> _TASK REQUIREMENTS_:
Leaving out the images, please reproduce each line below exactly.

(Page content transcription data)
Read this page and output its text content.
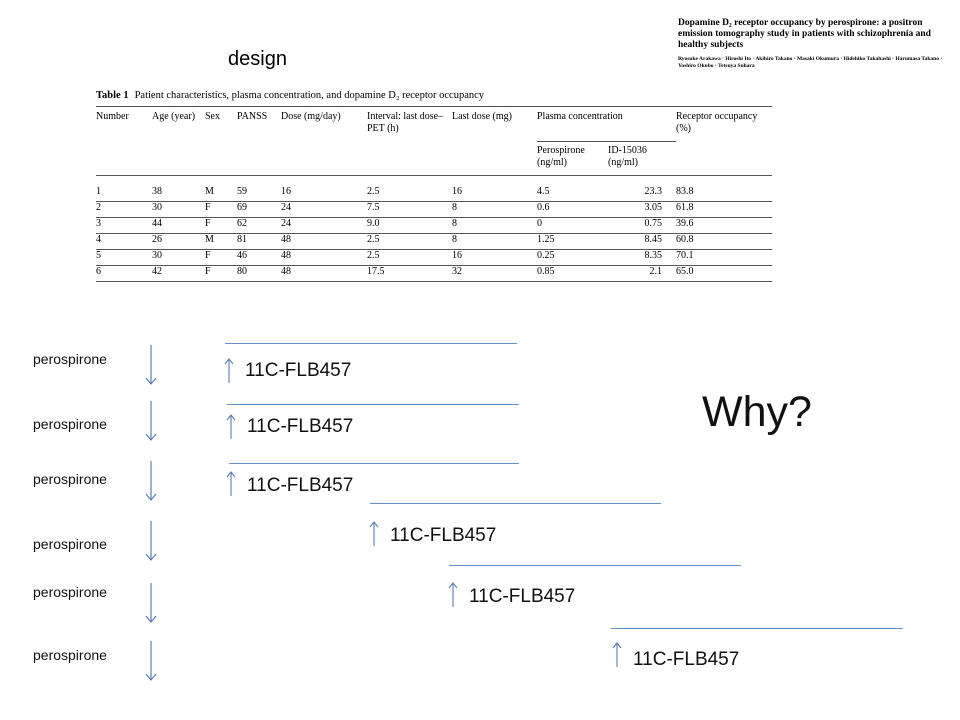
design
Dopamine D₂ receptor occupancy by perospirone: a positron emission tomography study in patients with schizophrenia and healthy subjects
Ryosuke Arakawa · Hiroshi Ito · Akihiro Takano · Masaki Okumura · Hidehiko Takahashi · Harumasa Takano · Yoshiro Okubo · Tetsuya Suhara
Table 1 Patient characteristics, plasma concentration, and dopamine D₂ receptor occupancy
Number	Age (year)	Sex	PANSS	Dose (mg/day)	Interval: last dose–PET (h)	Last dose (mg)	Plasma concentration		Receptor occupancy (%)
							Perospirone (ng/ml)	ID-15036 (ng/ml)	
1	38	M	59	16	2.5	16	4.5	23.3	83.8
2	30	F	69	24	7.5	8	0.6	3.05	61.8
3	44	F	62	24	9.0	8	0	0.75	39.6
4	26	M	81	48	2.5	8	1.25	8.45	60.8
5	30	F	46	48	2.5	16	0.25	8.35	70.1
6	42	F	80	48	17.5	32	0.85	2.1	65.0
perospirone
11C-FLB457
perospirone	11C-FLB457
perospirone	11C-FLB457
perospirone	11C-FLB457
perospirone	11C-FLB457
perospirone	11C-FLB457
Why?
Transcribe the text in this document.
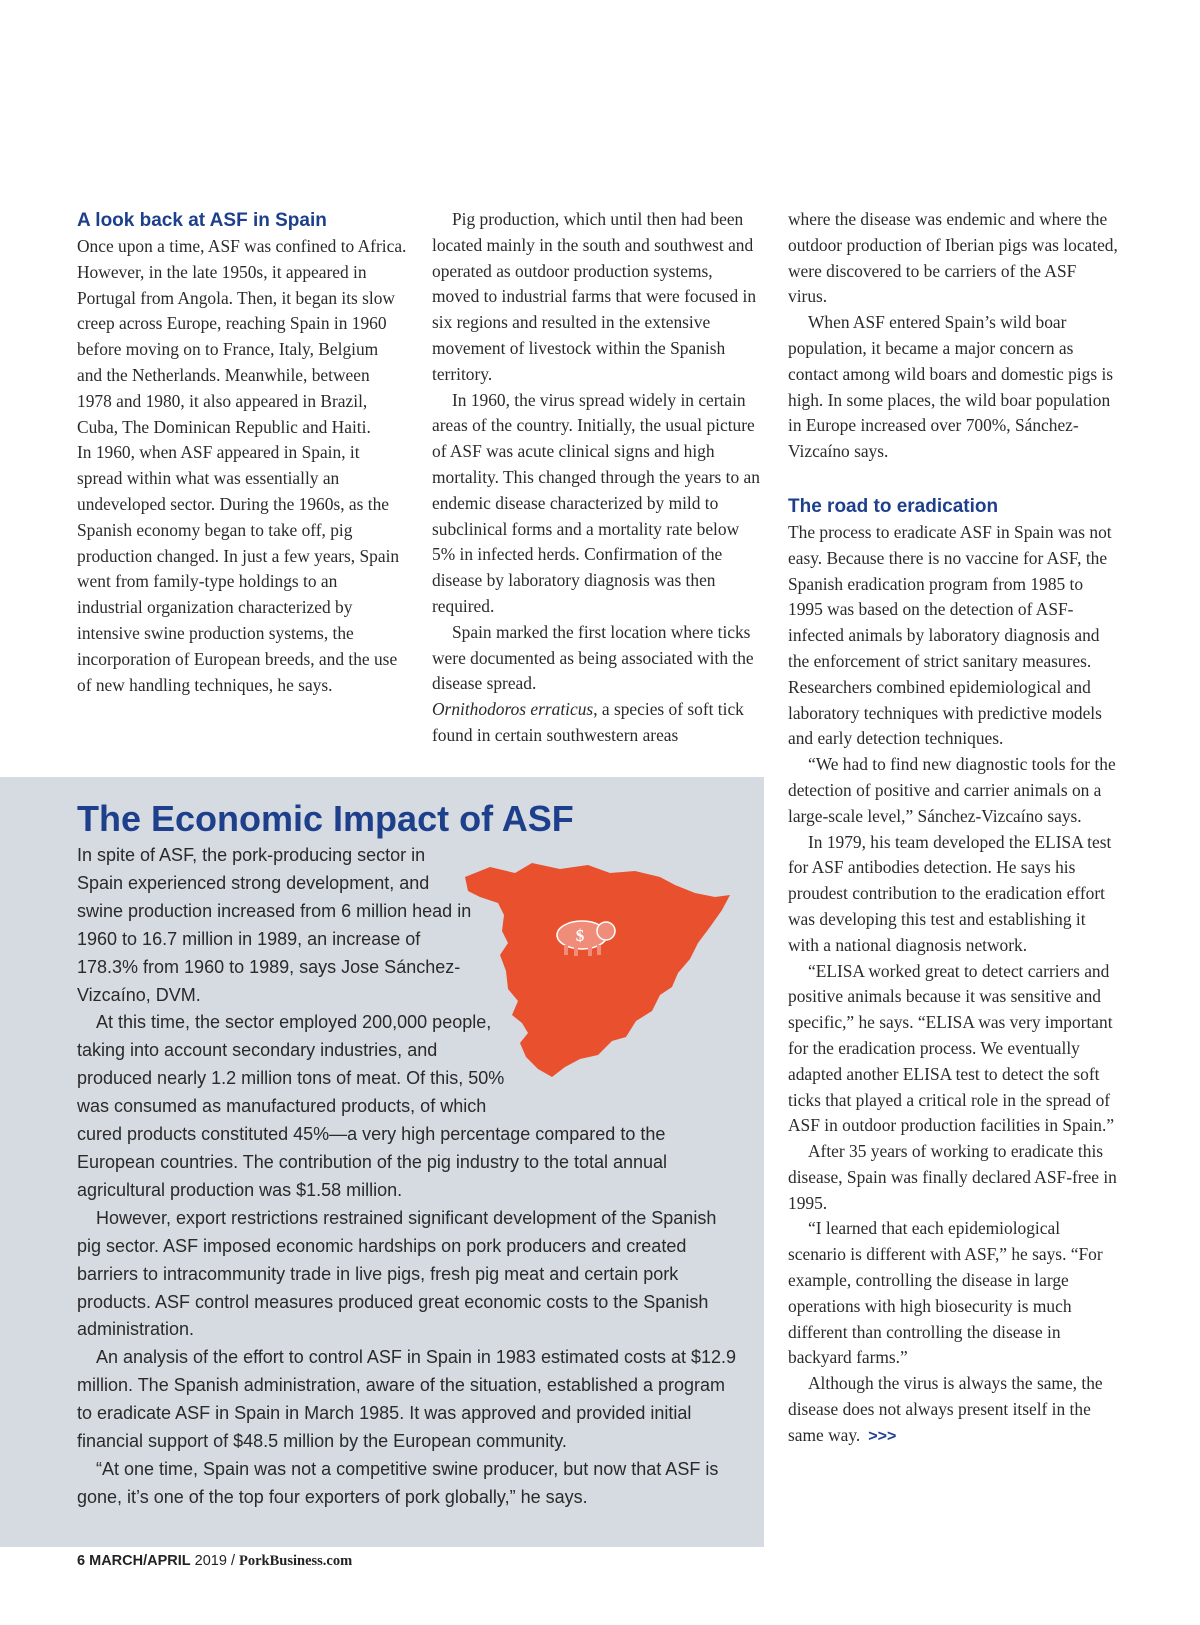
A look back at ASF in Spain

Once upon a time, ASF was confined to Africa. However, in the late 1950s, it appeared in Portugal from Angola. Then, it began its slow creep across Europe, reaching Spain in 1960 before moving on to France, Italy, Belgium and the Netherlands. Meanwhile, between 1978 and 1980, it also appeared in Brazil, Cuba, The Dominican Republic and Haiti.

In 1960, when ASF appeared in Spain, it spread within what was essentially an undeveloped sector. During the 1960s, as the Spanish economy began to take off, pig production changed. In just a few years, Spain went from family-type holdings to an industrial organization characterized by intensive swine production systems, the incorporation of European breeds, and the use of new handling techniques, he says.

Pig production, which until then had been located mainly in the south and southwest and operated as outdoor production systems, moved to industrial farms that were focused in six regions and resulted in the extensive movement of livestock within the Spanish territory.

In 1960, the virus spread widely in certain areas of the country. Initially, the usual picture of ASF was acute clinical signs and high mortality. This changed through the years to an endemic disease characterized by mild to subclinical forms and a mortality rate below 5% in infected herds. Confirmation of the disease by laboratory diagnosis was then required.

Spain marked the first location where ticks were documented as being associated with the disease spread.

Ornithodoros erraticus, a species of soft tick found in certain southwestern areas

where the disease was endemic and where the outdoor production of Iberian pigs was located, were discovered to be carriers of the ASF virus.

When ASF entered Spain’s wild boar population, it became a major concern as contact among wild boars and domestic pigs is high. In some places, the wild boar population in Europe increased over 700%, Sánchez-Vizcaíno says.

The road to eradication

The process to eradicate ASF in Spain was not easy. Because there is no vaccine for ASF, the Spanish eradication program from 1985 to 1995 was based on the detection of ASF-infected animals by laboratory diagnosis and the enforcement of strict sanitary measures. Researchers combined epidemiological and laboratory techniques with predictive models and early detection techniques.

“We had to find new diagnostic tools for the detection of positive and carrier animals on a large-scale level,” Sánchez-Vizcaíno says.

In 1979, his team developed the ELISA test for ASF antibodies detection. He says his proudest contribution to the eradication effort was developing this test and establishing it with a national diagnosis network.

“ELISA worked great to detect carriers and positive animals because it was sensitive and specific,” he says. “ELISA was very important for the eradication process. We eventually adapted another ELISA test to detect the soft ticks that played a critical role in the spread of ASF in outdoor production facilities in Spain.”

After 35 years of working to eradicate this disease, Spain was finally declared ASF-free in 1995.

“I learned that each epidemiological scenario is different with ASF,” he says. “For example, controlling the disease in large operations with high biosecurity is much different than controlling the disease in backyard farms.”

Although the virus is always the same, the disease does not always present itself in the same way. >>>

The Economic Impact of ASF

In spite of ASF, the pork-producing sector in Spain experienced strong development, and swine production increased from 6 million head in 1960 to 16.7 million in 1989, an increase of 178.3% from 1960 to 1989, says Jose Sánchez-Vizcaíno, DVM.

At this time, the sector employed 200,000 people, taking into account secondary industries, and produced nearly 1.2 million tons of meat. Of this, 50% was consumed as manufactured products, of which cured products constituted 45%—a very high percentage compared to the European countries. The contribution of the pig industry to the total annual agricultural production was $1.58 million.

However, export restrictions restrained significant development of the Spanish pig sector. ASF imposed economic hardships on pork producers and created barriers to intracommunity trade in live pigs, fresh pig meat and certain pork products. ASF control measures produced great economic costs to the Spanish administration.

An analysis of the effort to control ASF in Spain in 1983 estimated costs at $12.9 million. The Spanish administration, aware of the situation, established a program to eradicate ASF in Spain in March 1985. It was approved and provided initial financial support of $48.5 million by the European community.

“At one time, Spain was not a competitive swine producer, but now that ASF is gone, it’s one of the top four exporters of pork globally,” he says.

$
6 MARCH/APRIL 2019 / PorkBusiness.com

> _ANSWER SPACE_:
Read this page and output its text content.
design
Dopamine D₂ receptor occupancy by perospirone: a positron emission tomography study in patients with schizophrenia and healthy subjects
Ryosuke Arakawa · Hiroshi Ito · Akihiro Takano · Masaki Okumura · Hidehiko Takahashi · Harumasa Takano · Yoshiro Okubo · Tetsuya Suhara
Table 1 Patient characteristics, plasma concentration, and dopamine D₂ receptor occupancy
Number	Age (year)	Sex	PANSS	Dose (mg/day)	Interval: last dose–PET (h)	Last dose (mg)	Plasma concentration		Receptor occupancy (%)
							Perospirone (ng/ml)	ID-15036 (ng/ml)	
1	38	M	59	16	2.5	16	4.5	23.3	83.8
2	30	F	69	24	7.5	8	0.6	3.05	61.8
3	44	F	62	24	9.0	8	0	0.75	39.6
4	26	M	81	48	2.5	8	1.25	8.45	60.8
5	30	F	46	48	2.5	16	0.25	8.35	70.1
6	42	F	80	48	17.5	32	0.85	2.1	65.0
perospirone
11C-FLB457
perospirone	11C-FLB457
perospirone	11C-FLB457
perospirone	11C-FLB457
perospirone	11C-FLB457
perospirone	11C-FLB457
Why?
Transcribe the text in this document.
A look back at ASF in Spain

Once upon a time, ASF was confined to Africa. However, in the late 1950s, it appeared in Portugal from Angola. Then, it began its slow creep across Europe, reaching Spain in 1960 before moving on to France, Italy, Belgium and the Netherlands. Meanwhile, between 1978 and 1980, it also appeared in Brazil, Cuba, The Dominican Republic and Haiti.

In 1960, when ASF appeared in Spain, it spread within what was essentially an undeveloped sector. During the 1960s, as the Spanish economy began to take off, pig production changed. In just a few years, Spain went from family-type holdings to an industrial organization characterized by intensive swine production systems, the incorporation of European breeds, and the use of new handling techniques, he says.

Pig production, which until then had been located mainly in the south and southwest and operated as outdoor production systems, moved to industrial farms that were focused in six regions and resulted in the extensive movement of livestock within the Spanish territory.

In 1960, the virus spread widely in certain areas of the country. Initially, the usual picture of ASF was acute clinical signs and high mortality. This changed through the years to an endemic disease characterized by mild to subclinical forms and a mortality rate below 5% in infected herds. Confirmation of the disease by laboratory diagnosis was then required.

Spain marked the first location where ticks were documented as being associated with the disease spread.

Ornithodoros erraticus, a species of soft tick found in certain southwestern areas

where the disease was endemic and where the outdoor production of Iberian pigs was located, were discovered to be carriers of the ASF virus.

When ASF entered Spain’s wild boar population, it became a major concern as contact among wild boars and domestic pigs is high. In some places, the wild boar population in Europe increased over 700%, Sánchez-Vizcaíno says.

The road to eradication

The process to eradicate ASF in Spain was not easy. Because there is no vaccine for ASF, the Spanish eradication program from 1985 to 1995 was based on the detection of ASF-infected animals by laboratory diagnosis and the enforcement of strict sanitary measures. Researchers combined epidemiological and laboratory techniques with predictive models and early detection techniques.

“We had to find new diagnostic tools for the detection of positive and carrier animals on a large-scale level,” Sánchez-Vizcaíno says.

In 1979, his team developed the ELISA test for ASF antibodies detection. He says his proudest contribution to the eradication effort was developing this test and establishing it with a national diagnosis network.

“ELISA worked great to detect carriers and positive animals because it was sensitive and specific,” he says. “ELISA was very important for the eradication process. We eventually adapted another ELISA test to detect the soft ticks that played a critical role in the spread of ASF in outdoor production facilities in Spain.”

After 35 years of working to eradicate this disease, Spain was finally declared ASF-free in 1995.

“I learned that each epidemiological scenario is different with ASF,” he says. “For example, controlling the disease in large operations with high biosecurity is much different than controlling the disease in backyard farms.”

Although the virus is always the same, the disease does not always present itself in the same way. >>>

The Economic Impact of ASF

In spite of ASF, the pork-producing sector in Spain experienced strong development, and swine production increased from 6 million head in 1960 to 16.7 million in 1989, an increase of 178.3% from 1960 to 1989, says Jose Sánchez-Vizcaíno, DVM.

At this time, the sector employed 200,000 people, taking into account secondary industries, and produced nearly 1.2 million tons of meat. Of this, 50% was consumed as manufactured products, of which cured products constituted 45%—a very high percentage compared to the European countries. The contribution of the pig industry to the total annual agricultural production was $1.58 million.

However, export restrictions restrained significant development of the Spanish pig sector. ASF imposed economic hardships on pork producers and created barriers to intracommunity trade in live pigs, fresh pig meat and certain pork products. ASF control measures produced great economic costs to the Spanish administration.

An analysis of the effort to control ASF in Spain in 1983 estimated costs at $12.9 million. The Spanish administration, aware of the situation, established a program to eradicate ASF in Spain in March 1985. It was approved and provided initial financial support of $48.5 million by the European community.

“At one time, Spain was not a competitive swine producer, but now that ASF is gone, it’s one of the top four exporters of pork globally,” he says.

$
6 MARCH/APRIL 2019 / PorkBusiness.com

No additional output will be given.